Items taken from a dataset
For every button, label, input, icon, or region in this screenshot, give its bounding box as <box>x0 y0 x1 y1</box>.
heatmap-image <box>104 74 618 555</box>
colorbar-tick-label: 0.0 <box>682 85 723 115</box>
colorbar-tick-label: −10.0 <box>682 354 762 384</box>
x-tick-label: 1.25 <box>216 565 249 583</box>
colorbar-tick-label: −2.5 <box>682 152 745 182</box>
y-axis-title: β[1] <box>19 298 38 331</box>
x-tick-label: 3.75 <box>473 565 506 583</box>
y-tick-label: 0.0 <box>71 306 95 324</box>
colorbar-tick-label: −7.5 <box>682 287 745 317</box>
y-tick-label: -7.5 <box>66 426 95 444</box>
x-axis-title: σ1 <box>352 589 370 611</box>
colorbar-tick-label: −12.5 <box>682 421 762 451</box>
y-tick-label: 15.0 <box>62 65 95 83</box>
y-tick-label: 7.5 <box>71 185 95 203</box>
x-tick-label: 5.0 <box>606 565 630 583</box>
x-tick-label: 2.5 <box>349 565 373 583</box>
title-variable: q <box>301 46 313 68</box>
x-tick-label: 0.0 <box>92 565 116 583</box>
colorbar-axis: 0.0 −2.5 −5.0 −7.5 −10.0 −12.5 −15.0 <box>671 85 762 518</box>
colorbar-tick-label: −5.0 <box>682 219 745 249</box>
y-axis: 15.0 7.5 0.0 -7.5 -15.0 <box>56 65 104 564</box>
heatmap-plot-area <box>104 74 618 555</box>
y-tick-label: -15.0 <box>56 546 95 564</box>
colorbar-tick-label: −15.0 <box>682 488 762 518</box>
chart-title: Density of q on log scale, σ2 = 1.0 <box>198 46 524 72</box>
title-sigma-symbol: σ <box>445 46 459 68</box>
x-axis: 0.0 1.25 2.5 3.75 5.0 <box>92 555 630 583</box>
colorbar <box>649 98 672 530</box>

[Task directions] Reproduce every line of the data above word for word, with no changes.

[Task answer]
For every button, label, input, icon, or region in this screenshot, give its bounding box as <box>x0 y0 x1 y1</box>.
heatmap-image <box>104 74 618 555</box>
colorbar-tick-label: 0.0 <box>682 85 723 115</box>
colorbar-tick-label: −10.0 <box>682 354 762 384</box>
x-tick-label: 1.25 <box>216 565 249 583</box>
colorbar-tick-label: −2.5 <box>682 152 745 182</box>
y-axis-title: β[1] <box>19 298 38 331</box>
x-tick-label: 3.75 <box>473 565 506 583</box>
y-tick-label: 0.0 <box>71 306 95 324</box>
colorbar-tick-label: −7.5 <box>682 287 745 317</box>
y-tick-label: -7.5 <box>66 426 95 444</box>
x-axis-title: σ1 <box>352 589 370 611</box>
colorbar-tick-label: −12.5 <box>682 421 762 451</box>
y-tick-label: 15.0 <box>62 65 95 83</box>
y-tick-label: 7.5 <box>71 185 95 203</box>
x-tick-label: 5.0 <box>606 565 630 583</box>
x-tick-label: 2.5 <box>349 565 373 583</box>
title-variable: q <box>301 46 313 68</box>
x-tick-label: 0.0 <box>92 565 116 583</box>
colorbar-axis: 0.0 −2.5 −5.0 −7.5 −10.0 −12.5 −15.0 <box>671 85 762 518</box>
colorbar-tick-label: −5.0 <box>682 219 745 249</box>
y-axis: 15.0 7.5 0.0 -7.5 -15.0 <box>56 65 104 564</box>
heatmap-plot-area <box>104 74 618 555</box>
y-tick-label: -15.0 <box>56 546 95 564</box>
colorbar-tick-label: −15.0 <box>682 488 762 518</box>
chart-title: Density of q on log scale, σ2 = 1.0 <box>198 46 524 72</box>
title-sigma-symbol: σ <box>445 46 459 68</box>
x-axis: 0.0 1.25 2.5 3.75 5.0 <box>92 555 630 583</box>
colorbar <box>649 98 672 530</box>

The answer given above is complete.